-------- PASSAGE GIVEN

Hi Qpid gurus,

We are using 0.16 Java broker and client on 0-10, and we are running into
deadlock issues on the client that involve AMQSession's
_messageDeliveryLock and AMQConnection's _failoverMutex, where different
threads acquire them in different orders. This is leading to major
production headaches for us and has us very worried.

(I've been looking at 0.16 code mostly but also skimmed the relevant parts
in 0.32, which seem largely the same in those places.)

Deadlock Variety 1

This is an example of a deadlock we see, where the IOReceiver thread
deadlocks with Session dispatcher thread (we have listeners that call
session rollback or commit in onMessage()):

IOReceiver
org.apache.qpid.client.AMQSession.closed(AMQSession.java:818)  ---------->
waiting for session's messageDeliveryLock
org.apache.qpid.client.AMQConnection.closeAllSessions(AMQConnection.java:938)
org.apache.qpid.client.AMQConnection.exceptionReceived(AMQConnection.java:1282)
 ----------> acquires connection's failoverMutex
org.apache.qpid.client.AMQSession_0_10.setCurrentException(AMQSession_0_10.java:1057)
org.apache.qpid.client.AMQSession_0_10.exception(AMQSession_0_10.java:907)
org.apache.qpid.transport.SessionDelegate.executionException(SessionDelegate.java:182)
org.apache.qpid.transport.SessionDelegate.executionException(SessionDelegate.java:32)
org.apache.qpid.transport.ExecutionException.dispatch(ExecutionException.java:103)
org.apache.qpid.transport.SessionDelegate.command(SessionDelegate.java:55)
org.apache.qpid.transport.SessionDelegate.command(SessionDelegate.java:50)
org.apache.qpid.transport.SessionDelegate.command(SessionDelegate.java:32)
org.apache.qpid.transport.Method.delegate(Method.java:159)
org.apache.qpid.transport.Session.received(Session.java:585)
org.apache.qpid.transport.Connection.dispatch(Connection.java:412)
org.apache.qpid.transport.ConnectionDelegate.handle(ConnectionDelegate.java:64)
org.apache.qpid.transport.ConnectionDelegate.handle(ConnectionDelegate.java:40)
org.apache.qpid.transport.MethodDelegate.executionException(MethodDelegate.java:110)
org.apache.qpid.transport.ExecutionException.dispatch(ExecutionException.java:103)
org.apache.qpid.transport.ConnectionDelegate.command(ConnectionDelegate.java:54)

----------------

JOBS
1. Give the Qpid deadlock post again, starting at "We are using" and ending at "in those places.)", and change "headaches" to "problems".
2. Extend the Qpid deadlock post beyond its last line.

-------- DATASET ENTRIES

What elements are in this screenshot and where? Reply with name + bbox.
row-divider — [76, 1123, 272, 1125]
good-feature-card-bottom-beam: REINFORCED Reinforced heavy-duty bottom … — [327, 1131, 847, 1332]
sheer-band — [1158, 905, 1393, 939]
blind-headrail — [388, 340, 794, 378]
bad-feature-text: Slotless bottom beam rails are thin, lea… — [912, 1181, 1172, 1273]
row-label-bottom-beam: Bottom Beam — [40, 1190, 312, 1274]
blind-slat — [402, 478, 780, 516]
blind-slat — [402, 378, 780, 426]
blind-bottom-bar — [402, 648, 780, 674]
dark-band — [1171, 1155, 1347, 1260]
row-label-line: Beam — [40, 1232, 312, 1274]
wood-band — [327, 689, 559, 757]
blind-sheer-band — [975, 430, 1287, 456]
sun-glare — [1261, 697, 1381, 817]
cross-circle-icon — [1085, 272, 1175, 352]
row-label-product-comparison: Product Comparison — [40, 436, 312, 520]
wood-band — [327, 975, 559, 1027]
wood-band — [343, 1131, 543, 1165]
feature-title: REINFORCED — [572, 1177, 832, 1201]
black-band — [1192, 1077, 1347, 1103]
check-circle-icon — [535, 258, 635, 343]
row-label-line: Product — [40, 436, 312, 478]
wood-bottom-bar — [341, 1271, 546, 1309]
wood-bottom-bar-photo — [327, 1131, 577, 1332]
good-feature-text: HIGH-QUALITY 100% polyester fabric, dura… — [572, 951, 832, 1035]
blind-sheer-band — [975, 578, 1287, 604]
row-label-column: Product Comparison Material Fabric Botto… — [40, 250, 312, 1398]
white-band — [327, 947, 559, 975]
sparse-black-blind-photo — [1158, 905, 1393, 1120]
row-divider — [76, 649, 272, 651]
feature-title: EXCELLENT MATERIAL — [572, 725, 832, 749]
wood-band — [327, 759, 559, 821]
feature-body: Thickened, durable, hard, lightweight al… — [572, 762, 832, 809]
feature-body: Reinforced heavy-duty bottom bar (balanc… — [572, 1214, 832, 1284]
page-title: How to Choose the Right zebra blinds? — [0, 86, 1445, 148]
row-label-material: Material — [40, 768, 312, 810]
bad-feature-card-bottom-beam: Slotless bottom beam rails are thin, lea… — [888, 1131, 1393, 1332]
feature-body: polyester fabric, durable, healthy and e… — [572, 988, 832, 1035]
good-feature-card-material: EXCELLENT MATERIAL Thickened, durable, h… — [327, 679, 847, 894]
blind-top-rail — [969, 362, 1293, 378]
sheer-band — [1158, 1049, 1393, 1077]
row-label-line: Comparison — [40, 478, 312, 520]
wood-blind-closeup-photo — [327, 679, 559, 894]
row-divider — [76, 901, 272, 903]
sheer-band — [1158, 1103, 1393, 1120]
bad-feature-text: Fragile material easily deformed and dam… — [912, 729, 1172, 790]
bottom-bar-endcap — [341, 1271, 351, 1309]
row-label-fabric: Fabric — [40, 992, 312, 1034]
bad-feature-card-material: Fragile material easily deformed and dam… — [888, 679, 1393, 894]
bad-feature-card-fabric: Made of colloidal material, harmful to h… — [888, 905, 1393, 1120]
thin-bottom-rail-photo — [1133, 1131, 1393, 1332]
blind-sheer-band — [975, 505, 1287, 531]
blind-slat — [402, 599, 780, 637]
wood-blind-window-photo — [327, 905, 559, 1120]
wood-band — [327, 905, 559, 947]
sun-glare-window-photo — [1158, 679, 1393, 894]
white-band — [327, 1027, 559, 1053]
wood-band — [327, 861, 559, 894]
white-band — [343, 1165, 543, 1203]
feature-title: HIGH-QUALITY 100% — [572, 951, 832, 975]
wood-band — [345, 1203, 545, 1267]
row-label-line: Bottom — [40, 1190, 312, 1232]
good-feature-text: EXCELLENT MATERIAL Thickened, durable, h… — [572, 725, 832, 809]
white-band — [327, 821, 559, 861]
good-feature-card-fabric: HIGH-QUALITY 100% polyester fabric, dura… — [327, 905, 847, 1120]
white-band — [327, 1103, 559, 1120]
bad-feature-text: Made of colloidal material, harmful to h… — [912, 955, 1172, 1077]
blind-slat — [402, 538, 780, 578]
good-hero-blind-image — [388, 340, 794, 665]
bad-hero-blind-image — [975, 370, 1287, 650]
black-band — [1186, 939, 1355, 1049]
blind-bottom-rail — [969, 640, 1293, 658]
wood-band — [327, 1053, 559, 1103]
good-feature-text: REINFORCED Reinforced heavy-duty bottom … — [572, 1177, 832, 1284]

----------------

THE RESULTS
1.
We are using 0.16 Java broker and client on 0-10, and we are running into
deadlock issues on the client that involve AMQSession's
_messageDeliveryLock and AMQConnection's _failoverMutex, where different
threads acquire them in different orders. This is leading to major
production problems for us and has us very worried.

(I've been looking at 0.16 code mostly but also skimmed the relevant parts
in 0.32, which seem largely the same in those places.)

2.
org.apache.qpid.transport.ConnectionDelegate.command(ConnectionDelegate.java:40)
org.apache.qpid.transport.Method.delegate(Method.java:159)
org.apache.qpid.transport.Connection.received(Connection.java:367)
org.apache.qpid.transport.Connection.received(Connection.java:65)
org.apache.qpid.transport.network.Assembler.emit(Assembler.java:97)
org.apache.qpid.transport.network.Assembler.assemble(Assembler.java:198)
org.apache.qpid.transport.network.Assembler.frame(Assembler.java:131)
org.apache.qpid.transport.network.Frame.delegate(Frame.java:128)
org.apache.qpid.transport.network.Assembler.received(Assembler.java:102)
org.apache.qpid.transport.network.Assembler.received(Assembler.java:44)
org.apache.qpid.transport.network.InputHandler.next(InputHandler.java:189)
org.apache.qpid.transport.network.InputHandler.received(InputHandler.java:105)
org.apache.qpid.transport.network.InputHandler.received(InputHandler.java:44)
org.apache.qpid.transport.network.io.IoReceiver.run(IoReceiver.java:152)
java.lang.Thread.run(Thread.java:745)

Session dispatcher thread
org.apache.qpid.client.AMQConnection.exceptionReceived(AMQConnection.java:1255)
 ---------> waiting for connection's failoverMutex
org.apache.qpid.client.AMQSession_0_10.setCurrentException(AMQSession_0_10.java:1057)
org.apache.qpid.client.AMQSession_0_10.sync(AMQSession_0_10.java:1034)
org.apache.qpid.client.AMQSession_0_10.sendSuspendChannel(AMQSession_0_10.java:812)
org.apache.qpid.client.AMQSession.suspendChannel(AMQSession.java:3075)
org.apache.qpid.client.AMQSession.rollback(AMQSession.java:1837)
common.messaging.QpidSession.rollback(QpidSession.java:211)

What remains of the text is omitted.